Collected data entries:
»»

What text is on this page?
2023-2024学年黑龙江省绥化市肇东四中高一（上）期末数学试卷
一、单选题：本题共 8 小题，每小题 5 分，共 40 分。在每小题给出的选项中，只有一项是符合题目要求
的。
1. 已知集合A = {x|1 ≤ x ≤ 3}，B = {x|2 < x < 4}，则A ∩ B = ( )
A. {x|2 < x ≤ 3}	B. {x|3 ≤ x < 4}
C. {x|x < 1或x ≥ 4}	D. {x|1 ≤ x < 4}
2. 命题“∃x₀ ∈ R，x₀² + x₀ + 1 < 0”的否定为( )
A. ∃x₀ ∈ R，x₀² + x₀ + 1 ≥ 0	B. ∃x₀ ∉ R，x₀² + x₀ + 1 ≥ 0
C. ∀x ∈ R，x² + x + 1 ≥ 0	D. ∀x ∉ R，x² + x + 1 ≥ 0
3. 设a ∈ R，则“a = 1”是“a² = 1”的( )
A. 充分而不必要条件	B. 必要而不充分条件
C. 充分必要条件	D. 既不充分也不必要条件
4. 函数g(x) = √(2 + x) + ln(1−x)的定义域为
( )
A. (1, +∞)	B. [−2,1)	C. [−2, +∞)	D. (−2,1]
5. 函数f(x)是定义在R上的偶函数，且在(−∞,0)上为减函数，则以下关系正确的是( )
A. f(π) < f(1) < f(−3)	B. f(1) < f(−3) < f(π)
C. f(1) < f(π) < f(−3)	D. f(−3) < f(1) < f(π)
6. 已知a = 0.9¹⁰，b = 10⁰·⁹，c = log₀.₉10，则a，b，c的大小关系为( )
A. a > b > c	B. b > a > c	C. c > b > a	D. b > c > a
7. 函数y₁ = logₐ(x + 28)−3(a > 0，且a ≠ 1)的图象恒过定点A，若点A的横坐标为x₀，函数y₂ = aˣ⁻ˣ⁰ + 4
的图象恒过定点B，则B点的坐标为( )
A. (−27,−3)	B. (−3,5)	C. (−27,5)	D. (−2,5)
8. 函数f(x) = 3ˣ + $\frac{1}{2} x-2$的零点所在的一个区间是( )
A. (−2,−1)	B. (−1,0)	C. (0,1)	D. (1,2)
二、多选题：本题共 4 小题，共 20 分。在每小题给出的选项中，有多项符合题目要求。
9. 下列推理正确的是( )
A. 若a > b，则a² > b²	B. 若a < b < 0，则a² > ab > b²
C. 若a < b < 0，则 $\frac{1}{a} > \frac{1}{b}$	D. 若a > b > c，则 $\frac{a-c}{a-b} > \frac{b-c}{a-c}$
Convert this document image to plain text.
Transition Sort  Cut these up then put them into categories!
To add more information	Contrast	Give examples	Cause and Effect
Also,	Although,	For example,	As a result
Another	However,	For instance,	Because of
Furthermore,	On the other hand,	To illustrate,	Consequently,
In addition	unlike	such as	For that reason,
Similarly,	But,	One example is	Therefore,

««

WHAT THE TASK REQUIRES:
The records above should be repeated in full, exactly as given.

RESULT:
What text is on this page?
2023-2024学年黑龙江省绥化市肇东四中高一（上）期末数学试卷
一、单选题：本题共 8 小题，每小题 5 分，共 40 分。在每小题给出的选项中，只有一项是符合题目要求
的。
1. 已知集合A = {x|1 ≤ x ≤ 3}，B = {x|2 < x < 4}，则A ∩ B = ( )
A. {x|2 < x ≤ 3}	B. {x|3 ≤ x < 4}
C. {x|x < 1或x ≥ 4}	D. {x|1 ≤ x < 4}
2. 命题“∃x₀ ∈ R，x₀² + x₀ + 1 < 0”的否定为( )
A. ∃x₀ ∈ R，x₀² + x₀ + 1 ≥ 0	B. ∃x₀ ∉ R，x₀² + x₀ + 1 ≥ 0
C. ∀x ∈ R，x² + x + 1 ≥ 0	D. ∀x ∉ R，x² + x + 1 ≥ 0
3. 设a ∈ R，则“a = 1”是“a² = 1”的( )
A. 充分而不必要条件	B. 必要而不充分条件
C. 充分必要条件	D. 既不充分也不必要条件
4. 函数g(x) = √(2 + x) + ln(1−x)的定义域为
( )
A. (1, +∞)	B. [−2,1)	C. [−2, +∞)	D. (−2,1]
5. 函数f(x)是定义在R上的偶函数，且在(−∞,0)上为减函数，则以下关系正确的是( )
A. f(π) < f(1) < f(−3)	B. f(1) < f(−3) < f(π)
C. f(1) < f(π) < f(−3)	D. f(−3) < f(1) < f(π)
6. 已知a = 0.9¹⁰，b = 10⁰·⁹，c = log₀.₉10，则a，b，c的大小关系为( )
A. a > b > c	B. b > a > c	C. c > b > a	D. b > c > a
7. 函数y₁ = logₐ(x + 28)−3(a > 0，且a ≠ 1)的图象恒过定点A，若点A的横坐标为x₀，函数y₂ = aˣ⁻ˣ⁰ + 4
的图象恒过定点B，则B点的坐标为( )
A. (−27,−3)	B. (−3,5)	C. (−27,5)	D. (−2,5)
8. 函数f(x) = 3ˣ + $\frac{1}{2} x-2$的零点所在的一个区间是( )
A. (−2,−1)	B. (−1,0)	C. (0,1)	D. (1,2)
二、多选题：本题共 4 小题，共 20 分。在每小题给出的选项中，有多项符合题目要求。
9. 下列推理正确的是( )
A. 若a > b，则a² > b²	B. 若a < b < 0，则a² > ab > b²
C. 若a < b < 0，则 $\frac{1}{a} > \frac{1}{b}$	D. 若a > b > c，则 $\frac{a-c}{a-b} > \frac{b-c}{a-c}$
Convert this document image to plain text.
Transition Sort  Cut these up then put them into categories!
To add more information	Contrast	Give examples	Cause and Effect
Also,	Although,	For example,	As a result
Another	However,	For instance,	Because of
Furthermore,	On the other hand,	To illustrate,	Consequently,
In addition	unlike	such as	For that reason,
Similarly,	But,	One example is	Therefore,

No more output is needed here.